- _WORK INSTRUCTIONS_
Copy out the entries below in full and exactly.

(Stored entries)
+ + + + +
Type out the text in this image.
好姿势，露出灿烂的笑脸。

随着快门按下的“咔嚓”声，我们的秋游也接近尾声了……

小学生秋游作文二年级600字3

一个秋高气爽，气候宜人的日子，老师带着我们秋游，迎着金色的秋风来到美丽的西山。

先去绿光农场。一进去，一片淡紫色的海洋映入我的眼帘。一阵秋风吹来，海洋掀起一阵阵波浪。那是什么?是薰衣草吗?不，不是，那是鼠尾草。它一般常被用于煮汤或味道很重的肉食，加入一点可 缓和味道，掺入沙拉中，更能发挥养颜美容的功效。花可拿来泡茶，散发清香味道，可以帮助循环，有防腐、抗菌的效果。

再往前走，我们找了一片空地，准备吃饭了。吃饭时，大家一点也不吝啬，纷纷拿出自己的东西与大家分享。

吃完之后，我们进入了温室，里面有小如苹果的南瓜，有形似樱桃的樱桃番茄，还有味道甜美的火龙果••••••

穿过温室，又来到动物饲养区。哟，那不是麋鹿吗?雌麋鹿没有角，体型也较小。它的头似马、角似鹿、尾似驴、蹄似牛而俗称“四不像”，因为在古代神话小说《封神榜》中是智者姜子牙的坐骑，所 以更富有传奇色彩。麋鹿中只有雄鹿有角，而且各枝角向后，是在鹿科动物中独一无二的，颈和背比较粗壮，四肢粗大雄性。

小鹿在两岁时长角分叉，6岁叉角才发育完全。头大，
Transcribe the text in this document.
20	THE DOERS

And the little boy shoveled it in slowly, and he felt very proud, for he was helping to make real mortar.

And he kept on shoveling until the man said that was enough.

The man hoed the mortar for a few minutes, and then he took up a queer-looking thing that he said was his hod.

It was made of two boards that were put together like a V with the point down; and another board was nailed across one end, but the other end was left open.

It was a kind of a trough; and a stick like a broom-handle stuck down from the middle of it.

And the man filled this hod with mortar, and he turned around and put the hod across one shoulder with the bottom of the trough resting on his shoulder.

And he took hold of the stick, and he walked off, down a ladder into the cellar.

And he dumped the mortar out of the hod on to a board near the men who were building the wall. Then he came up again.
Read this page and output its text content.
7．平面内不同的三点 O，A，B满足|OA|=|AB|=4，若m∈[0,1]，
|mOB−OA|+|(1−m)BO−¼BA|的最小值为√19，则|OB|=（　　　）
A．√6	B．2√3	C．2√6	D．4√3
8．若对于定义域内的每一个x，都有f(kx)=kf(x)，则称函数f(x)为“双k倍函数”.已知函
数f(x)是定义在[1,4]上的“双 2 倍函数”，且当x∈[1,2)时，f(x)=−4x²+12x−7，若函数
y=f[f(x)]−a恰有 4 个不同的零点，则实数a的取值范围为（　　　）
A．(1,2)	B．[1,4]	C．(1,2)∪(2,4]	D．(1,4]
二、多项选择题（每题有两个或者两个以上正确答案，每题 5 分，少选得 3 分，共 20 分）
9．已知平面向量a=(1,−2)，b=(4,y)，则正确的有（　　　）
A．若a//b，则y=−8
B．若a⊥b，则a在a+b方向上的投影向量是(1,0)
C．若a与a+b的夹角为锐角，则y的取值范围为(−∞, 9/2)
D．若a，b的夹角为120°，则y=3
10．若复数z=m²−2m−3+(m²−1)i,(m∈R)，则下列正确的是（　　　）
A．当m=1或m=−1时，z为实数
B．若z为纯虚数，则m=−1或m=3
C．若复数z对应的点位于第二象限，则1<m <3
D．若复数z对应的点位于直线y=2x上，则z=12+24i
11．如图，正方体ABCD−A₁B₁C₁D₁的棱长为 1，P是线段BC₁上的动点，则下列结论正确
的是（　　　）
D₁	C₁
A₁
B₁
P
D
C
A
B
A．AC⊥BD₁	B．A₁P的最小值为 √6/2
+ + + + +
- _EXERCISE RESULT_
Type out the text in this image.
好姿势，露出灿烂的笑脸。

随着快门按下的“咔嚓”声，我们的秋游也接近尾声了……

小学生秋游作文二年级600字3

一个秋高气爽，气候宜人的日子，老师带着我们秋游，迎着金色的秋风来到美丽的西山。

先去绿光农场。一进去，一片淡紫色的海洋映入我的眼帘。一阵秋风吹来，海洋掀起一阵阵波浪。那是什么?是薰衣草吗?不，不是，那是鼠尾草。它一般常被用于煮汤或味道很重的肉食，加入一点可 缓和味道，掺入沙拉中，更能发挥养颜美容的功效。花可拿来泡茶，散发清香味道，可以帮助循环，有防腐、抗菌的效果。

再往前走，我们找了一片空地，准备吃饭了。吃饭时，大家一点也不吝啬，纷纷拿出自己的东西与大家分享。

吃完之后，我们进入了温室，里面有小如苹果的南瓜，有形似樱桃的樱桃番茄，还有味道甜美的火龙果••••••

穿过温室，又来到动物饲养区。哟，那不是麋鹿吗?雌麋鹿没有角，体型也较小。它的头似马、角似鹿、尾似驴、蹄似牛而俗称“四不像”，因为在古代神话小说《封神榜》中是智者姜子牙的坐骑，所 以更富有传奇色彩。麋鹿中只有雄鹿有角，而且各枝角向后，是在鹿科动物中独一无二的，颈和背比较粗壮，四肢粗大雄性。

小鹿在两岁时长角分叉，6岁叉角才发育完全。头大，
Transcribe the text in this document.
20	THE DOERS

And the little boy shoveled it in slowly, and he felt very proud, for he was helping to make real mortar.

And he kept on shoveling until the man said that was enough.

The man hoed the mortar for a few minutes, and then he took up a queer-looking thing that he said was his hod.

It was made of two boards that were put together like a V with the point down; and another board was nailed across one end, but the other end was left open.

It was a kind of a trough; and a stick like a broom-handle stuck down from the middle of it.

And the man filled this hod with mortar, and he turned around and put the hod across one shoulder with the bottom of the trough resting on his shoulder.

And he took hold of the stick, and he walked off, down a ladder into the cellar.

And he dumped the mortar out of the hod on to a board near the men who were building the wall. Then he came up again.
Read this page and output its text content.
7．平面内不同的三点 O，A，B满足|OA|=|AB|=4，若m∈[0,1]，
|mOB−OA|+|(1−m)BO−¼BA|的最小值为√19，则|OB|=（　　　）
A．√6	B．2√3	C．2√6	D．4√3
8．若对于定义域内的每一个x，都有f(kx)=kf(x)，则称函数f(x)为“双k倍函数”.已知函
数f(x)是定义在[1,4]上的“双 2 倍函数”，且当x∈[1,2)时，f(x)=−4x²+12x−7，若函数
y=f[f(x)]−a恰有 4 个不同的零点，则实数a的取值范围为（　　　）
A．(1,2)	B．[1,4]	C．(1,2)∪(2,4]	D．(1,4]
二、多项选择题（每题有两个或者两个以上正确答案，每题 5 分，少选得 3 分，共 20 分）
9．已知平面向量a=(1,−2)，b=(4,y)，则正确的有（　　　）
A．若a//b，则y=−8
B．若a⊥b，则a在a+b方向上的投影向量是(1,0)
C．若a与a+b的夹角为锐角，则y的取值范围为(−∞, 9/2)
D．若a，b的夹角为120°，则y=3
10．若复数z=m²−2m−3+(m²−1)i,(m∈R)，则下列正确的是（　　　）
A．当m=1或m=−1时，z为实数
B．若z为纯虚数，则m=−1或m=3
C．若复数z对应的点位于第二象限，则1<m <3
D．若复数z对应的点位于直线y=2x上，则z=12+24i
11．如图，正方体ABCD−A₁B₁C₁D₁的棱长为 1，P是线段BC₁上的动点，则下列结论正确
的是（　　　）
D₁	C₁
A₁
B₁
P
D
C
A
B
A．AC⊥BD₁	B．A₁P的最小值为 √6/2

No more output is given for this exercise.